> **TASK TO COMPLETE**
Write out the entire listing below exactly, with the pictures left out.
----------
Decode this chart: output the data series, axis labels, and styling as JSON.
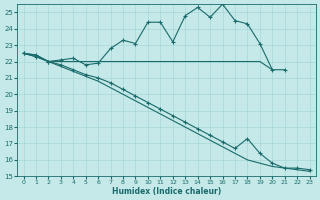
{
  "xlabel": "Humidex (Indice chaleur)",
  "bg_color": "#c5e8e8",
  "line_color": "#1a6b6b",
  "grid_color": "#a8d8d8",
  "xlim": [
    -0.5,
    23.5
  ],
  "ylim": [
    15,
    25.5
  ],
  "yticks": [
    15,
    16,
    17,
    18,
    19,
    20,
    21,
    22,
    23,
    24,
    25
  ],
  "xticks": [
    0,
    1,
    2,
    3,
    4,
    5,
    6,
    7,
    8,
    9,
    10,
    11,
    12,
    13,
    14,
    15,
    16,
    17,
    18,
    19,
    20,
    21,
    22,
    23
  ],
  "line1_x": [
    0,
    1,
    2,
    3,
    4,
    5,
    6,
    7,
    8,
    9,
    10,
    11,
    12,
    13,
    14,
    15,
    16,
    17,
    18,
    19,
    20,
    21
  ],
  "line1_y": [
    22.5,
    22.4,
    22.0,
    22.1,
    22.2,
    21.8,
    21.9,
    22.8,
    23.3,
    23.1,
    24.4,
    24.4,
    23.2,
    24.8,
    25.3,
    24.7,
    25.5,
    24.5,
    24.3,
    23.1,
    21.5,
    21.5
  ],
  "line2_x": [
    0,
    1,
    2,
    3,
    4,
    5,
    6,
    7,
    8,
    9,
    10,
    11,
    12,
    13,
    14,
    15,
    16,
    17,
    18,
    19,
    20
  ],
  "line2_y": [
    22.5,
    22.4,
    22.0,
    22.0,
    22.0,
    22.0,
    22.0,
    22.0,
    22.0,
    22.0,
    22.0,
    22.0,
    22.0,
    22.0,
    22.0,
    22.0,
    22.0,
    22.0,
    22.0,
    22.0,
    21.5
  ],
  "line3_x": [
    0,
    1,
    2,
    3,
    4,
    5,
    6,
    7,
    8,
    9,
    10,
    11,
    12,
    13,
    14,
    15,
    16,
    17,
    18,
    19,
    20,
    21,
    22,
    23
  ],
  "line3_y": [
    22.5,
    22.3,
    22.0,
    21.8,
    21.5,
    21.2,
    21.0,
    20.7,
    20.3,
    19.9,
    19.5,
    19.1,
    18.7,
    18.3,
    17.9,
    17.5,
    17.1,
    16.7,
    17.3,
    16.4,
    15.8,
    15.5,
    15.5,
    15.4
  ],
  "line4_x": [
    0,
    1,
    2,
    3,
    4,
    5,
    6,
    7,
    8,
    9,
    10,
    11,
    12,
    13,
    14,
    15,
    16,
    17,
    18,
    19,
    20,
    21,
    22,
    23
  ],
  "line4_y": [
    22.5,
    22.3,
    22.0,
    21.7,
    21.4,
    21.1,
    20.8,
    20.4,
    20.0,
    19.6,
    19.2,
    18.8,
    18.4,
    18.0,
    17.6,
    17.2,
    16.8,
    16.4,
    16.0,
    15.8,
    15.6,
    15.5,
    15.4,
    15.3
  ]
}
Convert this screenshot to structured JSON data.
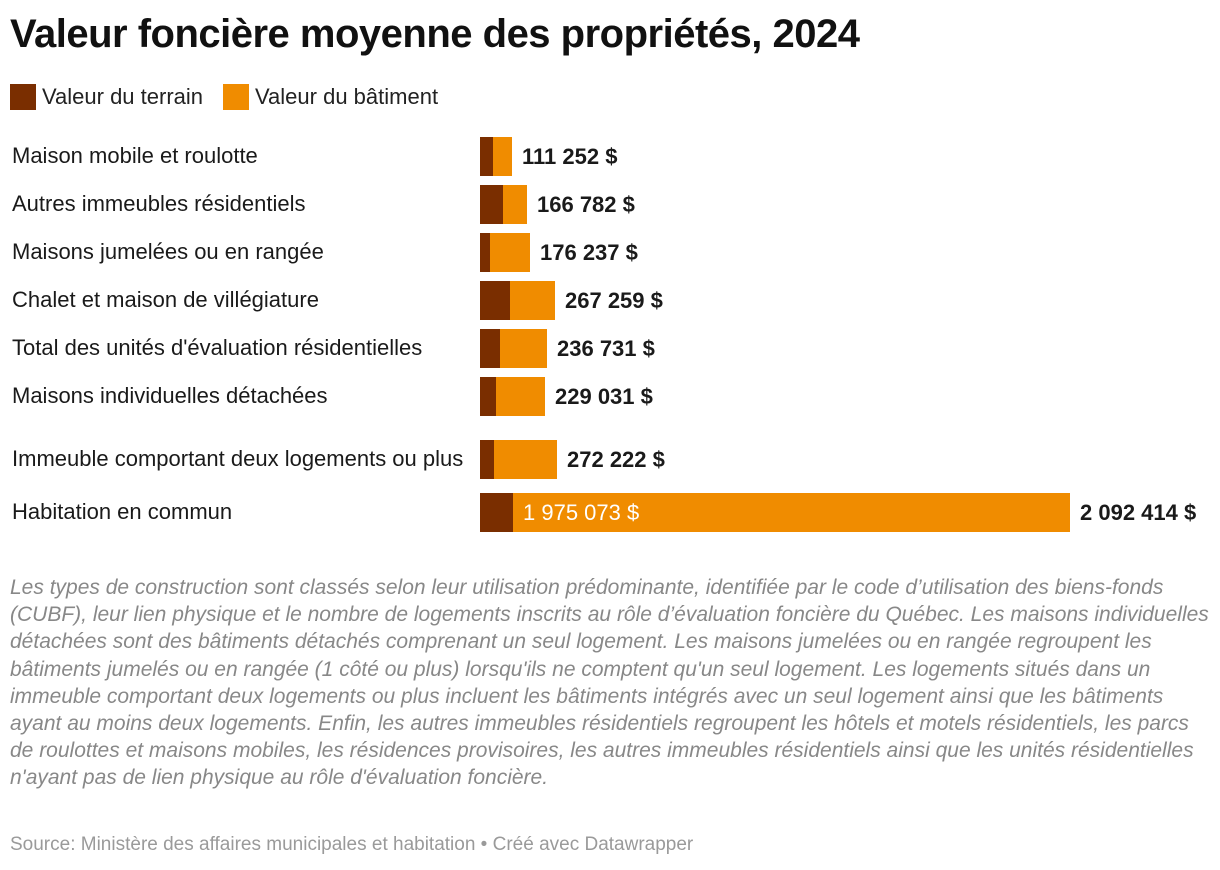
{
  "title": "Valeur foncière moyenne des propriétés, 2024",
  "legend": [
    {
      "label": "Valeur du terrain",
      "color": "#7a2e00"
    },
    {
      "label": "Valeur du bâtiment",
      "color": "#f08c00"
    }
  ],
  "chart_data": {
    "type": "bar",
    "orientation": "horizontal",
    "stacked": true,
    "categories": [
      "Maison mobile et roulotte",
      "Autres immeubles résidentiels",
      "Maisons jumelées ou en rangée",
      "Chalet et maison de villégiature",
      "Total des unités d'évaluation résidentielles",
      "Maisons individuelles détachées",
      "Immeuble comportant deux logements ou plus",
      "Habitation en commun"
    ],
    "series": [
      {
        "name": "Valeur du terrain",
        "color": "#7a2e00",
        "values": [
          45000,
          80000,
          35000,
          107000,
          70000,
          55000,
          50000,
          117341
        ]
      },
      {
        "name": "Valeur du bâtiment",
        "color": "#f08c00",
        "values": [
          66252,
          86782,
          141237,
          160259,
          166731,
          174031,
          222222,
          1975073
        ]
      }
    ],
    "value_labels": [
      "111 252 $",
      "166 782 $",
      "176 237 $",
      "267 259 $",
      "236 731 $",
      "229 031 $",
      "272 222 $",
      "2 092 414 $"
    ],
    "inner_labels": [
      "",
      "",
      "",
      "",
      "",
      "",
      "",
      "1 975 073 $"
    ],
    "xlim": [
      0,
      2092414
    ]
  },
  "notes": "Les types de construction sont classés selon leur utilisation prédominante, identifiée par le code d’utilisation des biens-fonds (CUBF), leur lien physique et le nombre de logements inscrits au rôle d’évaluation foncière du Québec. Les maisons individuelles détachées sont des bâtiments détachés comprenant un seul logement. Les maisons jumelées ou en rangée regroupent les bâtiments jumelés ou en rangée (1 côté ou plus) lorsqu'ils ne comptent qu'un seul logement. Les logements situés dans un immeuble comportant deux logements ou plus incluent les bâtiments intégrés avec un seul logement ainsi que les bâtiments ayant au moins deux logements. Enfin, les autres immeubles résidentiels regroupent les hôtels et motels résidentiels, les parcs de roulottes et maisons mobiles, les résidences provisoires, les autres immeubles résidentiels ainsi que les unités résidentielles n'ayant pas de lien physique au rôle d'évaluation foncière.",
  "source": "Source: Ministère des affaires municipales et habitation • Créé avec Datawrapper"
}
----------
> **CORRECT OUTPUT**
Decode this chart: output the data series, axis labels, and styling as JSON.
{
  "xlabel": "Humidex (Indice chaleur)",
  "bg_color": "#c5e8e8",
  "line_color": "#1a6b6b",
  "grid_color": "#a8d8d8",
  "xlim": [
    -0.5,
    23.5
  ],
  "ylim": [
    15,
    25.5
  ],
  "yticks": [
    15,
    16,
    17,
    18,
    19,
    20,
    21,
    22,
    23,
    24,
    25
  ],
  "xticks": [
    0,
    1,
    2,
    3,
    4,
    5,
    6,
    7,
    8,
    9,
    10,
    11,
    12,
    13,
    14,
    15,
    16,
    17,
    18,
    19,
    20,
    21,
    22,
    23
  ],
  "line1_x": [
    0,
    1,
    2,
    3,
    4,
    5,
    6,
    7,
    8,
    9,
    10,
    11,
    12,
    13,
    14,
    15,
    16,
    17,
    18,
    19,
    20,
    21
  ],
  "line1_y": [
    22.5,
    22.4,
    22.0,
    22.1,
    22.2,
    21.8,
    21.9,
    22.8,
    23.3,
    23.1,
    24.4,
    24.4,
    23.2,
    24.8,
    25.3,
    24.7,
    25.5,
    24.5,
    24.3,
    23.1,
    21.5,
    21.5
  ],
  "line2_x": [
    0,
    1,
    2,
    3,
    4,
    5,
    6,
    7,
    8,
    9,
    10,
    11,
    12,
    13,
    14,
    15,
    16,
    17,
    18,
    19,
    20
  ],
  "line2_y": [
    22.5,
    22.4,
    22.0,
    22.0,
    22.0,
    22.0,
    22.0,
    22.0,
    22.0,
    22.0,
    22.0,
    22.0,
    22.0,
    22.0,
    22.0,
    22.0,
    22.0,
    22.0,
    22.0,
    22.0,
    21.5
  ],
  "line3_x": [
    0,
    1,
    2,
    3,
    4,
    5,
    6,
    7,
    8,
    9,
    10,
    11,
    12,
    13,
    14,
    15,
    16,
    17,
    18,
    19,
    20,
    21,
    22,
    23
  ],
  "line3_y": [
    22.5,
    22.3,
    22.0,
    21.8,
    21.5,
    21.2,
    21.0,
    20.7,
    20.3,
    19.9,
    19.5,
    19.1,
    18.7,
    18.3,
    17.9,
    17.5,
    17.1,
    16.7,
    17.3,
    16.4,
    15.8,
    15.5,
    15.5,
    15.4
  ],
  "line4_x": [
    0,
    1,
    2,
    3,
    4,
    5,
    6,
    7,
    8,
    9,
    10,
    11,
    12,
    13,
    14,
    15,
    16,
    17,
    18,
    19,
    20,
    21,
    22,
    23
  ],
  "line4_y": [
    22.5,
    22.3,
    22.0,
    21.7,
    21.4,
    21.1,
    20.8,
    20.4,
    20.0,
    19.6,
    19.2,
    18.8,
    18.4,
    18.0,
    17.6,
    17.2,
    16.8,
    16.4,
    16.0,
    15.8,
    15.6,
    15.5,
    15.4,
    15.3
  ]
}
Convert this screenshot to structured JSON data.
{
  "title": "Valeur foncière moyenne des propriétés, 2024",
  "legend": [
    {
      "label": "Valeur du terrain",
      "color": "#7a2e00"
    },
    {
      "label": "Valeur du bâtiment",
      "color": "#f08c00"
    }
  ],
  "chart_data": {
    "type": "bar",
    "orientation": "horizontal",
    "stacked": true,
    "categories": [
      "Maison mobile et roulotte",
      "Autres immeubles résidentiels",
      "Maisons jumelées ou en rangée",
      "Chalet et maison de villégiature",
      "Total des unités d'évaluation résidentielles",
      "Maisons individuelles détachées",
      "Immeuble comportant deux logements ou plus",
      "Habitation en commun"
    ],
    "series": [
      {
        "name": "Valeur du terrain",
        "color": "#7a2e00",
        "values": [
          45000,
          80000,
          35000,
          107000,
          70000,
          55000,
          50000,
          117341
        ]
      },
      {
        "name": "Valeur du bâtiment",
        "color": "#f08c00",
        "values": [
          66252,
          86782,
          141237,
          160259,
          166731,
          174031,
          222222,
          1975073
        ]
      }
    ],
    "value_labels": [
      "111 252 $",
      "166 782 $",
      "176 237 $",
      "267 259 $",
      "236 731 $",
      "229 031 $",
      "272 222 $",
      "2 092 414 $"
    ],
    "inner_labels": [
      "",
      "",
      "",
      "",
      "",
      "",
      "",
      "1 975 073 $"
    ],
    "xlim": [
      0,
      2092414
    ]
  },
  "notes": "Les types de construction sont classés selon leur utilisation prédominante, identifiée par le code d’utilisation des biens-fonds (CUBF), leur lien physique et le nombre de logements inscrits au rôle d’évaluation foncière du Québec. Les maisons individuelles détachées sont des bâtiments détachés comprenant un seul logement. Les maisons jumelées ou en rangée regroupent les bâtiments jumelés ou en rangée (1 côté ou plus) lorsqu'ils ne comptent qu'un seul logement. Les logements situés dans un immeuble comportant deux logements ou plus incluent les bâtiments intégrés avec un seul logement ainsi que les bâtiments ayant au moins deux logements. Enfin, les autres immeubles résidentiels regroupent les hôtels et motels résidentiels, les parcs de roulottes et maisons mobiles, les résidences provisoires, les autres immeubles résidentiels ainsi que les unités résidentielles n'ayant pas de lien physique au rôle d'évaluation foncière.",
  "source": "Source: Ministère des affaires municipales et habitation • Créé avec Datawrapper"
}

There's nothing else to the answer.